### Set exercise
Write each record again exactly as it stands.

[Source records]

- - - -

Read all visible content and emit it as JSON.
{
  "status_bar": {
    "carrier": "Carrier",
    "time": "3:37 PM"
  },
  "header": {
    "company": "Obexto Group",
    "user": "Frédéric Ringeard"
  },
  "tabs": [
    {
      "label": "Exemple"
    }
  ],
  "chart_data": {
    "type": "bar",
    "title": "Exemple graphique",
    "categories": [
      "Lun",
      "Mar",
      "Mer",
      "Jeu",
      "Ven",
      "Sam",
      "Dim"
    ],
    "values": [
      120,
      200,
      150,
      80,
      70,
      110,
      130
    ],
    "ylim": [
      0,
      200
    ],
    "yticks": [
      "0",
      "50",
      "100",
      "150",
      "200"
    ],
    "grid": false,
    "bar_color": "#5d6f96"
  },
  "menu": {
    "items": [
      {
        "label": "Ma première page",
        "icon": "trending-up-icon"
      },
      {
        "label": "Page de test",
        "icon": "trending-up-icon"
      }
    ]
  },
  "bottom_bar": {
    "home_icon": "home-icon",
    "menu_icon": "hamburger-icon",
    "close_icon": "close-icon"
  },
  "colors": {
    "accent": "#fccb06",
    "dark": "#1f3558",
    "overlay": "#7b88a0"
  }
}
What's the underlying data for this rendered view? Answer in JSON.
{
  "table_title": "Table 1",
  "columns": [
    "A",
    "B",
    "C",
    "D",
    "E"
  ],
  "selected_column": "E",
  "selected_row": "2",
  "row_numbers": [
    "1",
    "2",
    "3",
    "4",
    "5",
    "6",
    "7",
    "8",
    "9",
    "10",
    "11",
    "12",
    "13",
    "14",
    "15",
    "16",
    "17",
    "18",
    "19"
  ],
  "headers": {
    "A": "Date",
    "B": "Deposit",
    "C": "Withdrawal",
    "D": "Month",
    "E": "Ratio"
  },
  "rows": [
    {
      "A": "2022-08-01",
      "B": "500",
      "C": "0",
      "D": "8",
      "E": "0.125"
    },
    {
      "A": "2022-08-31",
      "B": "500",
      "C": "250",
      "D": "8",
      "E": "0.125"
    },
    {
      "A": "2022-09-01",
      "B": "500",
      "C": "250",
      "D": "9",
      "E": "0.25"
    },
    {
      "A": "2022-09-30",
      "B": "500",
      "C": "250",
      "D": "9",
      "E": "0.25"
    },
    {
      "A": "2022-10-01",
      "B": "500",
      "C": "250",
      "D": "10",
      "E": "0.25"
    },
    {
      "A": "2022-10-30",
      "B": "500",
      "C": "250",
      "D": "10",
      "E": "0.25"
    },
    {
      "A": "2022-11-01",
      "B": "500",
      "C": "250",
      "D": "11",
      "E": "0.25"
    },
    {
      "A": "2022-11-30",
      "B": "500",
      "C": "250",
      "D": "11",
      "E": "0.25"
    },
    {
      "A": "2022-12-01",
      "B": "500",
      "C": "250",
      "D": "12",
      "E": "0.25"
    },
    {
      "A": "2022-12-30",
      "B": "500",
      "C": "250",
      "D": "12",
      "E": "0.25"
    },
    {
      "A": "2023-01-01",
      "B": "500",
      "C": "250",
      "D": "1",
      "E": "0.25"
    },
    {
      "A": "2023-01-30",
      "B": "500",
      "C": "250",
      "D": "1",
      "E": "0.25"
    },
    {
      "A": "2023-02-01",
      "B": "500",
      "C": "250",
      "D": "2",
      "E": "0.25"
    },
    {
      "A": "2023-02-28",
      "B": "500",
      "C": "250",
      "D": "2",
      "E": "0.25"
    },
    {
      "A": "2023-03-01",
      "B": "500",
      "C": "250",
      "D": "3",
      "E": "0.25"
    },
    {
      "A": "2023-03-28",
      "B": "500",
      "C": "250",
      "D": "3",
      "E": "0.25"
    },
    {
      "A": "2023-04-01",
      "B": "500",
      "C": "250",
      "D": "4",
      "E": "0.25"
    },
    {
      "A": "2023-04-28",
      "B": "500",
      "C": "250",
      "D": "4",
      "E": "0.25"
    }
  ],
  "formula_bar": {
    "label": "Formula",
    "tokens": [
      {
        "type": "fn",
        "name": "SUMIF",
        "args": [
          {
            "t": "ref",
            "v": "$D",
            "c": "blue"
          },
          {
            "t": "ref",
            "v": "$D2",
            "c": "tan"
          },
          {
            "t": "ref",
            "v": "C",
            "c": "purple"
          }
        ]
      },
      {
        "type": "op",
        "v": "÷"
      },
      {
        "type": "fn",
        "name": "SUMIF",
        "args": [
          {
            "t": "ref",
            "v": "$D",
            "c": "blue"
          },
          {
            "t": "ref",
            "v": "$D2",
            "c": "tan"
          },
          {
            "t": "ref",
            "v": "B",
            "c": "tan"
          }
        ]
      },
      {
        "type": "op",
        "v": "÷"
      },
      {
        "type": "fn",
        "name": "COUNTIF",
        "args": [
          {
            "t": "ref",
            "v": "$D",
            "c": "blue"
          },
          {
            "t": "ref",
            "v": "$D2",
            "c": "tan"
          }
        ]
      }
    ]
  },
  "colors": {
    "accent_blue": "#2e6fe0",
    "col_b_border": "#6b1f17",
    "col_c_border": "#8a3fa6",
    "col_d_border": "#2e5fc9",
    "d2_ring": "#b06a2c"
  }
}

- - - -

### Response to the exercise
Read all visible content and emit it as JSON.
{
  "status_bar": {
    "carrier": "Carrier",
    "time": "3:37 PM"
  },
  "header": {
    "company": "Obexto Group",
    "user": "Frédéric Ringeard"
  },
  "tabs": [
    {
      "label": "Exemple"
    }
  ],
  "chart_data": {
    "type": "bar",
    "title": "Exemple graphique",
    "categories": [
      "Lun",
      "Mar",
      "Mer",
      "Jeu",
      "Ven",
      "Sam",
      "Dim"
    ],
    "values": [
      120,
      200,
      150,
      80,
      70,
      110,
      130
    ],
    "ylim": [
      0,
      200
    ],
    "yticks": [
      "0",
      "50",
      "100",
      "150",
      "200"
    ],
    "grid": false,
    "bar_color": "#5d6f96"
  },
  "menu": {
    "items": [
      {
        "label": "Ma première page",
        "icon": "trending-up-icon"
      },
      {
        "label": "Page de test",
        "icon": "trending-up-icon"
      }
    ]
  },
  "bottom_bar": {
    "home_icon": "home-icon",
    "menu_icon": "hamburger-icon",
    "close_icon": "close-icon"
  },
  "colors": {
    "accent": "#fccb06",
    "dark": "#1f3558",
    "overlay": "#7b88a0"
  }
}
What's the underlying data for this rendered view? Answer in JSON.
{
  "table_title": "Table 1",
  "columns": [
    "A",
    "B",
    "C",
    "D",
    "E"
  ],
  "selected_column": "E",
  "selected_row": "2",
  "row_numbers": [
    "1",
    "2",
    "3",
    "4",
    "5",
    "6",
    "7",
    "8",
    "9",
    "10",
    "11",
    "12",
    "13",
    "14",
    "15",
    "16",
    "17",
    "18",
    "19"
  ],
  "headers": {
    "A": "Date",
    "B": "Deposit",
    "C": "Withdrawal",
    "D": "Month",
    "E": "Ratio"
  },
  "rows": [
    {
      "A": "2022-08-01",
      "B": "500",
      "C": "0",
      "D": "8",
      "E": "0.125"
    },
    {
      "A": "2022-08-31",
      "B": "500",
      "C": "250",
      "D": "8",
      "E": "0.125"
    },
    {
      "A": "2022-09-01",
      "B": "500",
      "C": "250",
      "D": "9",
      "E": "0.25"
    },
    {
      "A": "2022-09-30",
      "B": "500",
      "C": "250",
      "D": "9",
      "E": "0.25"
    },
    {
      "A": "2022-10-01",
      "B": "500",
      "C": "250",
      "D": "10",
      "E": "0.25"
    },
    {
      "A": "2022-10-30",
      "B": "500",
      "C": "250",
      "D": "10",
      "E": "0.25"
    },
    {
      "A": "2022-11-01",
      "B": "500",
      "C": "250",
      "D": "11",
      "E": "0.25"
    },
    {
      "A": "2022-11-30",
      "B": "500",
      "C": "250",
      "D": "11",
      "E": "0.25"
    },
    {
      "A": "2022-12-01",
      "B": "500",
      "C": "250",
      "D": "12",
      "E": "0.25"
    },
    {
      "A": "2022-12-30",
      "B": "500",
      "C": "250",
      "D": "12",
      "E": "0.25"
    },
    {
      "A": "2023-01-01",
      "B": "500",
      "C": "250",
      "D": "1",
      "E": "0.25"
    },
    {
      "A": "2023-01-30",
      "B": "500",
      "C": "250",
      "D": "1",
      "E": "0.25"
    },
    {
      "A": "2023-02-01",
      "B": "500",
      "C": "250",
      "D": "2",
      "E": "0.25"
    },
    {
      "A": "2023-02-28",
      "B": "500",
      "C": "250",
      "D": "2",
      "E": "0.25"
    },
    {
      "A": "2023-03-01",
      "B": "500",
      "C": "250",
      "D": "3",
      "E": "0.25"
    },
    {
      "A": "2023-03-28",
      "B": "500",
      "C": "250",
      "D": "3",
      "E": "0.25"
    },
    {
      "A": "2023-04-01",
      "B": "500",
      "C": "250",
      "D": "4",
      "E": "0.25"
    },
    {
      "A": "2023-04-28",
      "B": "500",
      "C": "250",
      "D": "4",
      "E": "0.25"
    }
  ],
  "formula_bar": {
    "label": "Formula",
    "tokens": [
      {
        "type": "fn",
        "name": "SUMIF",
        "args": [
          {
            "t": "ref",
            "v": "$D",
            "c": "blue"
          },
          {
            "t": "ref",
            "v": "$D2",
            "c": "tan"
          },
          {
            "t": "ref",
            "v": "C",
            "c": "purple"
          }
        ]
      },
      {
        "type": "op",
        "v": "÷"
      },
      {
        "type": "fn",
        "name": "SUMIF",
        "args": [
          {
            "t": "ref",
            "v": "$D",
            "c": "blue"
          },
          {
            "t": "ref",
            "v": "$D2",
            "c": "tan"
          },
          {
            "t": "ref",
            "v": "B",
            "c": "tan"
          }
        ]
      },
      {
        "type": "op",
        "v": "÷"
      },
      {
        "type": "fn",
        "name": "COUNTIF",
        "args": [
          {
            "t": "ref",
            "v": "$D",
            "c": "blue"
          },
          {
            "t": "ref",
            "v": "$D2",
            "c": "tan"
          }
        ]
      }
    ]
  },
  "colors": {
    "accent_blue": "#2e6fe0",
    "col_b_border": "#6b1f17",
    "col_c_border": "#8a3fa6",
    "col_d_border": "#2e5fc9",
    "d2_ring": "#b06a2c"
  }
}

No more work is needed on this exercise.